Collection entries
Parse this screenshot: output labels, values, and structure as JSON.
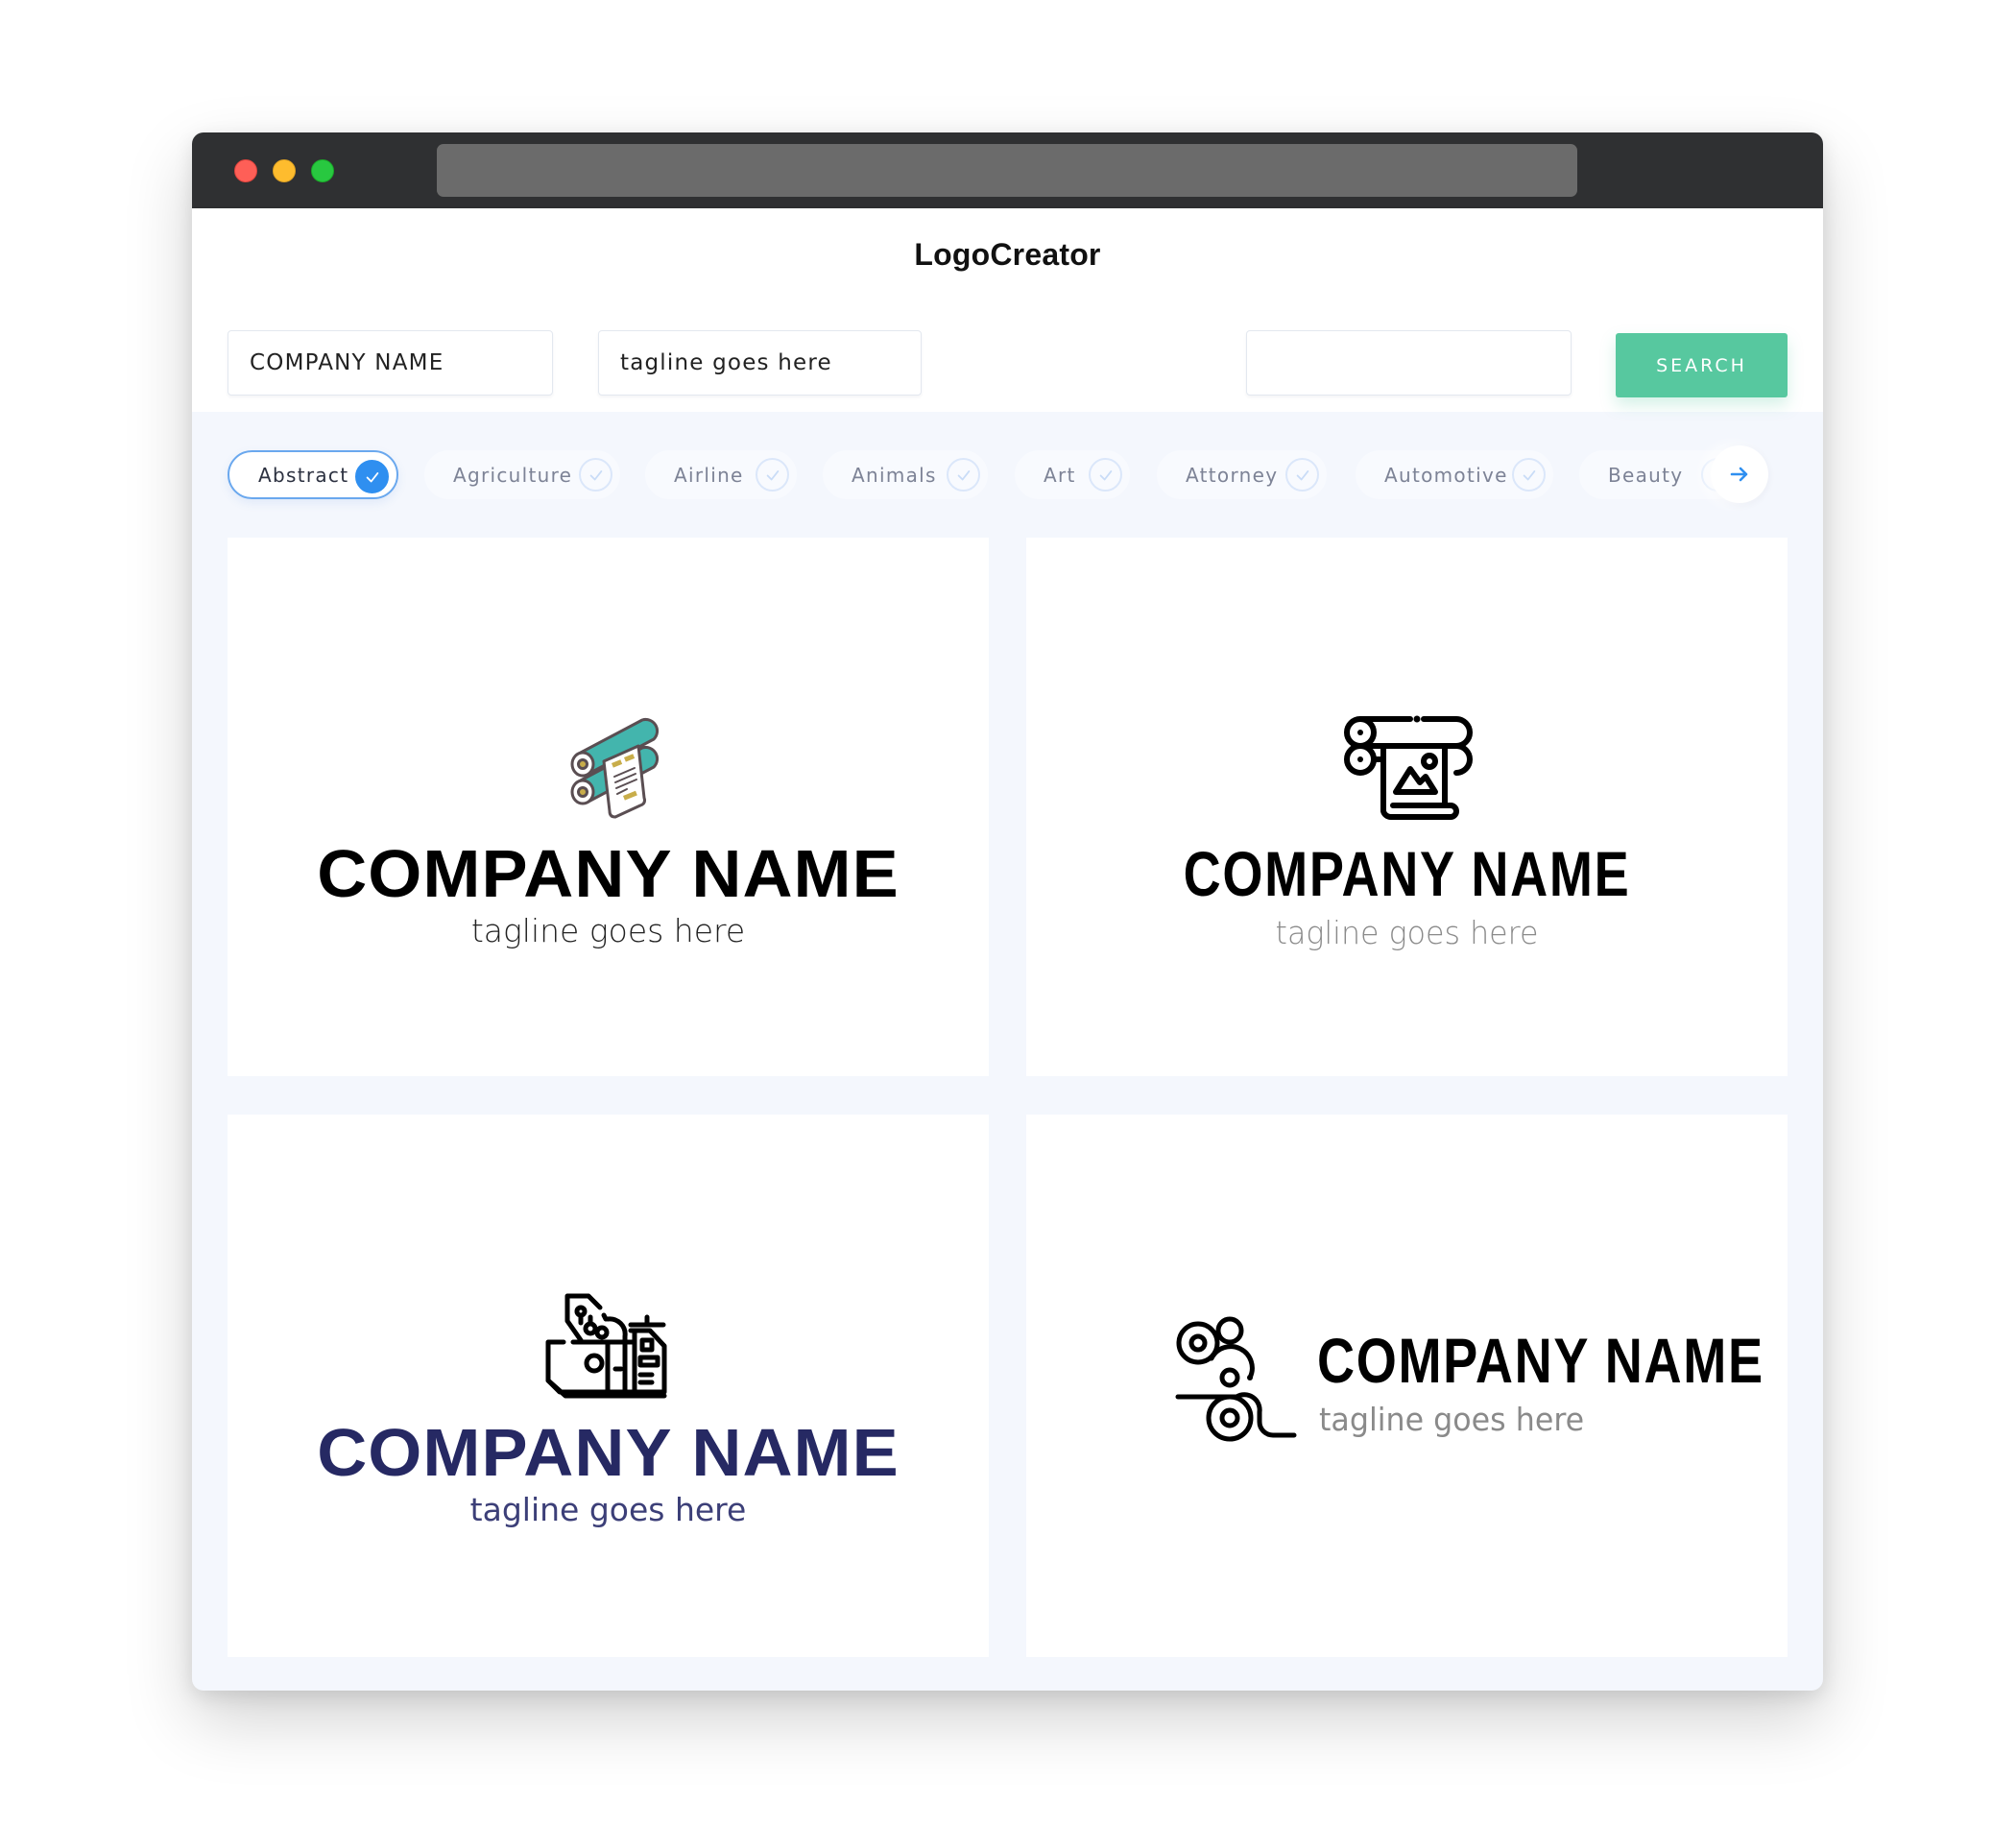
{
  "window": {
    "traffic_lights": [
      "close",
      "minimize",
      "maximize"
    ],
    "colors": {
      "close": "#fe5f57",
      "minimize": "#febc2e",
      "maximize": "#28c840"
    }
  },
  "header": {
    "title": "LogoCreator"
  },
  "search": {
    "company_name_value": "COMPANY NAME",
    "tagline_value": "tagline goes here",
    "keyword_value": "",
    "button_label": "SEARCH",
    "button_color": "#57c89f"
  },
  "categories": {
    "items": [
      {
        "label": "Abstract",
        "selected": true
      },
      {
        "label": "Agriculture",
        "selected": false
      },
      {
        "label": "Airline",
        "selected": false
      },
      {
        "label": "Animals",
        "selected": false
      },
      {
        "label": "Art",
        "selected": false
      },
      {
        "label": "Attorney",
        "selected": false
      },
      {
        "label": "Automotive",
        "selected": false
      },
      {
        "label": "Beauty",
        "selected": false
      }
    ],
    "next_icon": "arrow-right-icon",
    "accent_color": "#2f8ff0"
  },
  "logos": [
    {
      "icon": "printing-rollers-color-icon",
      "company_name": "COMPANY NAME",
      "tagline": "tagline goes here",
      "name_color": "#000000",
      "tagline_color": "#222222"
    },
    {
      "icon": "poster-printer-outline-icon",
      "company_name": "COMPANY NAME",
      "tagline": "tagline goes here",
      "name_color": "#000000",
      "tagline_color": "#8a8a8a"
    },
    {
      "icon": "printing-press-machine-icon",
      "company_name": "COMPANY NAME",
      "tagline": "tagline goes here",
      "name_color": "#262963",
      "tagline_color": "#3c3f78"
    },
    {
      "icon": "paper-rollers-icon",
      "company_name": "COMPANY NAME",
      "tagline": "tagline goes here",
      "name_color": "#000000",
      "tagline_color": "#8a8a8a"
    }
  ]
}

--- REQUIRED TASK ---
Except for the pictures, give all the material above again verbatim.

--- THE SOLUTION ---
Parse this screenshot: output labels, values, and structure as JSON.
{
  "window": {
    "traffic_lights": [
      "close",
      "minimize",
      "maximize"
    ],
    "colors": {
      "close": "#fe5f57",
      "minimize": "#febc2e",
      "maximize": "#28c840"
    }
  },
  "header": {
    "title": "LogoCreator"
  },
  "search": {
    "company_name_value": "COMPANY NAME",
    "tagline_value": "tagline goes here",
    "keyword_value": "",
    "button_label": "SEARCH",
    "button_color": "#57c89f"
  },
  "categories": {
    "items": [
      {
        "label": "Abstract",
        "selected": true
      },
      {
        "label": "Agriculture",
        "selected": false
      },
      {
        "label": "Airline",
        "selected": false
      },
      {
        "label": "Animals",
        "selected": false
      },
      {
        "label": "Art",
        "selected": false
      },
      {
        "label": "Attorney",
        "selected": false
      },
      {
        "label": "Automotive",
        "selected": false
      },
      {
        "label": "Beauty",
        "selected": false
      }
    ],
    "next_icon": "arrow-right-icon",
    "accent_color": "#2f8ff0"
  },
  "logos": [
    {
      "icon": "printing-rollers-color-icon",
      "company_name": "COMPANY NAME",
      "tagline": "tagline goes here",
      "name_color": "#000000",
      "tagline_color": "#222222"
    },
    {
      "icon": "poster-printer-outline-icon",
      "company_name": "COMPANY NAME",
      "tagline": "tagline goes here",
      "name_color": "#000000",
      "tagline_color": "#8a8a8a"
    },
    {
      "icon": "printing-press-machine-icon",
      "company_name": "COMPANY NAME",
      "tagline": "tagline goes here",
      "name_color": "#262963",
      "tagline_color": "#3c3f78"
    },
    {
      "icon": "paper-rollers-icon",
      "company_name": "COMPANY NAME",
      "tagline": "tagline goes here",
      "name_color": "#000000",
      "tagline_color": "#8a8a8a"
    }
  ]
}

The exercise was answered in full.